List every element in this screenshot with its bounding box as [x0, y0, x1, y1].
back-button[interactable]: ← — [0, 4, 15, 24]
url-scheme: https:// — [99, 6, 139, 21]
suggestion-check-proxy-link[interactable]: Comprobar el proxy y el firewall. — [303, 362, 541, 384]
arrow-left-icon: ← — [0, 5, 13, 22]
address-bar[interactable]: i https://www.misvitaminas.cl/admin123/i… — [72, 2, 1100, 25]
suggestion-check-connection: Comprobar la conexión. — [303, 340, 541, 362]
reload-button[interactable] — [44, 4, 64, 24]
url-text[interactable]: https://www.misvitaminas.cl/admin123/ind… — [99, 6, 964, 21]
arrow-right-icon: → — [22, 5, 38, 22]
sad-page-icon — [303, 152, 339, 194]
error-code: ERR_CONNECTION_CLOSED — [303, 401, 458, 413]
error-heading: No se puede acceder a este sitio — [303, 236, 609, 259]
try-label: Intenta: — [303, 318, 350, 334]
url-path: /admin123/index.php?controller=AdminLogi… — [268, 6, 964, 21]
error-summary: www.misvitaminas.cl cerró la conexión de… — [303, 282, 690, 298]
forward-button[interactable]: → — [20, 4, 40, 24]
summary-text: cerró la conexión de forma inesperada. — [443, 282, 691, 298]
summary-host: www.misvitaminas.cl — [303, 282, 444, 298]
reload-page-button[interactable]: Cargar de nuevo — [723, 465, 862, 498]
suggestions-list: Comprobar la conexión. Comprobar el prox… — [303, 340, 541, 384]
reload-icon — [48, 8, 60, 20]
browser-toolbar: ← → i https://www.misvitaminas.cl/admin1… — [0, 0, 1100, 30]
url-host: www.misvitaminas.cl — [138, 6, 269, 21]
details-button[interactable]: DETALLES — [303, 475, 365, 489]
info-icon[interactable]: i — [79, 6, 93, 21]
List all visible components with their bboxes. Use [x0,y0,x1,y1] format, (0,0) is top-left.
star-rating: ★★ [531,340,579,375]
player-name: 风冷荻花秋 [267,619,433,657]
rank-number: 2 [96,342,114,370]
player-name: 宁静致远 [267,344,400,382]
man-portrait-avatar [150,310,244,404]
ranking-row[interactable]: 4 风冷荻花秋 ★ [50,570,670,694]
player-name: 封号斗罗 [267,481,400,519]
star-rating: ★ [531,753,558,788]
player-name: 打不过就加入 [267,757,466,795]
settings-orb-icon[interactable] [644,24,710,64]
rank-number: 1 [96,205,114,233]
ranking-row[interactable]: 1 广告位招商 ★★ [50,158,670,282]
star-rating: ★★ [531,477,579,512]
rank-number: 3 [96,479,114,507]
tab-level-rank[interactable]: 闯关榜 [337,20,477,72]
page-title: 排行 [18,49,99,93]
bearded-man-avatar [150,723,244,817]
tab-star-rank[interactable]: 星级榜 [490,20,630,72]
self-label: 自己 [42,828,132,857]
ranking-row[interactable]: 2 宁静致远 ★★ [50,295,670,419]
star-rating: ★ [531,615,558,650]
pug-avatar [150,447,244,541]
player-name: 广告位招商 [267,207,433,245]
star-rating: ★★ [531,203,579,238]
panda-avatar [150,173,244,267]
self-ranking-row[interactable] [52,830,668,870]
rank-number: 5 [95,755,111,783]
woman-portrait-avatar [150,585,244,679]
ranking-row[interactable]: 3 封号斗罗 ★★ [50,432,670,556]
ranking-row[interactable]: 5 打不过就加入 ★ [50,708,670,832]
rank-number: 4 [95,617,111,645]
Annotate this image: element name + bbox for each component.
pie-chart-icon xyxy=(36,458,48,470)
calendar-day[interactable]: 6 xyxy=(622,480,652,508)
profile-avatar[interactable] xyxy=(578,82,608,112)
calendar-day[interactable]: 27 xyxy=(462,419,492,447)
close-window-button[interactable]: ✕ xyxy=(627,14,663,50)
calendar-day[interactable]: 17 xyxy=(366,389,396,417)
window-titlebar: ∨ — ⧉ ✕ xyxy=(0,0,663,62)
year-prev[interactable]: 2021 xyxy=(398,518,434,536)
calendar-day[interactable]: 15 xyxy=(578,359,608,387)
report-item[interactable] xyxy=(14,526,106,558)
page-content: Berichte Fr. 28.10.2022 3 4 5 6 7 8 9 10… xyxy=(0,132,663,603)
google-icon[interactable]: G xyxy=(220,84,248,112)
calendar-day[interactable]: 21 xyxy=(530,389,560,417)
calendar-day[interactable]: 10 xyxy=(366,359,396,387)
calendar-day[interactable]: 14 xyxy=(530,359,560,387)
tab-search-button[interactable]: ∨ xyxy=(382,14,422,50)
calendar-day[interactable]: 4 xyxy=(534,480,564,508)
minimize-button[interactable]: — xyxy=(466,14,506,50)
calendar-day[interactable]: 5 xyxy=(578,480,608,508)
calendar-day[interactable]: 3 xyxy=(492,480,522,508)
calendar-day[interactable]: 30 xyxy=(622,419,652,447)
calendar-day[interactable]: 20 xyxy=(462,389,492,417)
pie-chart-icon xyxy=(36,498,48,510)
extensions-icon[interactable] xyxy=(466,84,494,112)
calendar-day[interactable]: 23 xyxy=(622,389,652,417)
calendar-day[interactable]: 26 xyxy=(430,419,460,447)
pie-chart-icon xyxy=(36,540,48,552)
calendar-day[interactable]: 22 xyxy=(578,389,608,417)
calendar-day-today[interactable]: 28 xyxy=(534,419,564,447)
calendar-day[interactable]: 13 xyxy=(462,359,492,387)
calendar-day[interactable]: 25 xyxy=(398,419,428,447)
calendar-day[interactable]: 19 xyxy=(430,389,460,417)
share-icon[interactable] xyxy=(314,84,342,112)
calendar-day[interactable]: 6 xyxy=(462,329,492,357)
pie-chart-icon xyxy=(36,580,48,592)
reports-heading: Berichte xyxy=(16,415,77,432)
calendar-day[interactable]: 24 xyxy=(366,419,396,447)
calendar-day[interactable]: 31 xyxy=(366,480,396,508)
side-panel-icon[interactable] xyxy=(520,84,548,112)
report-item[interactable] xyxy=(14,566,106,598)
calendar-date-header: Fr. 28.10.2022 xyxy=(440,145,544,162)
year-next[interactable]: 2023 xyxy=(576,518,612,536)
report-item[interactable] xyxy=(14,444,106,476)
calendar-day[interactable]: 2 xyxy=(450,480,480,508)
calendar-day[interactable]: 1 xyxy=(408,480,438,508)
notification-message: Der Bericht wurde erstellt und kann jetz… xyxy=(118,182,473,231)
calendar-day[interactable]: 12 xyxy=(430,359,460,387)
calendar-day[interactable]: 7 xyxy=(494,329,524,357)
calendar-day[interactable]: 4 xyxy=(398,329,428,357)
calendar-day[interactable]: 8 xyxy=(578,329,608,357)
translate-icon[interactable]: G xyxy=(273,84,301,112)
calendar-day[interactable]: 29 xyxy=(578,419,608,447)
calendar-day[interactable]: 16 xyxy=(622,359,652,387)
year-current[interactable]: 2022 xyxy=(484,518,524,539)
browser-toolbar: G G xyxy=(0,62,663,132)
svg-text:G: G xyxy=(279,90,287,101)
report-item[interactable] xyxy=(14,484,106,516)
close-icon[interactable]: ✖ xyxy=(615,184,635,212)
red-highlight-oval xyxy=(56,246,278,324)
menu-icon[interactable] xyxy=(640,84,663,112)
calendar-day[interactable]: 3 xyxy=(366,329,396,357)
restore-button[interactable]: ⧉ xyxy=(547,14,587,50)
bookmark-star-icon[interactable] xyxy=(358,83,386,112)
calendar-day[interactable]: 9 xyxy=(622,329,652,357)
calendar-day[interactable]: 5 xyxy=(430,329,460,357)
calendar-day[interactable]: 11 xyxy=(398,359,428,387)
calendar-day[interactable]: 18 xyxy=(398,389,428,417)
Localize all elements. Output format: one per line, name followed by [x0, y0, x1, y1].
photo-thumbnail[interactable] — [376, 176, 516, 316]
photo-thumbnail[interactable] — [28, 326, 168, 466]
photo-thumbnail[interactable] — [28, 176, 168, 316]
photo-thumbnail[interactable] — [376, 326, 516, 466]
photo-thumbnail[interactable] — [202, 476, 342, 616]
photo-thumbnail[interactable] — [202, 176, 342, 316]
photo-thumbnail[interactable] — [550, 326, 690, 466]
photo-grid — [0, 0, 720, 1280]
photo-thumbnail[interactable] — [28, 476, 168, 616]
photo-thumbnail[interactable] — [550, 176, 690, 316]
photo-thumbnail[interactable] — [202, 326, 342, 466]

——————

— YOUR TASK —
Can you give again the part of the listing above that opens with its first line and closes with the line containing "arrow-left-icon: ← — [0, 5, 13, 22]"?

— RESULT OF THIS EXERCISE —
List every element in this screenshot with its bounding box as [x0, y0, x1, y1].
back-button[interactable]: ← — [0, 4, 15, 24]
url-scheme: https:// — [99, 6, 139, 21]
suggestion-check-proxy-link[interactable]: Comprobar el proxy y el firewall. — [303, 362, 541, 384]
arrow-left-icon: ← — [0, 5, 13, 22]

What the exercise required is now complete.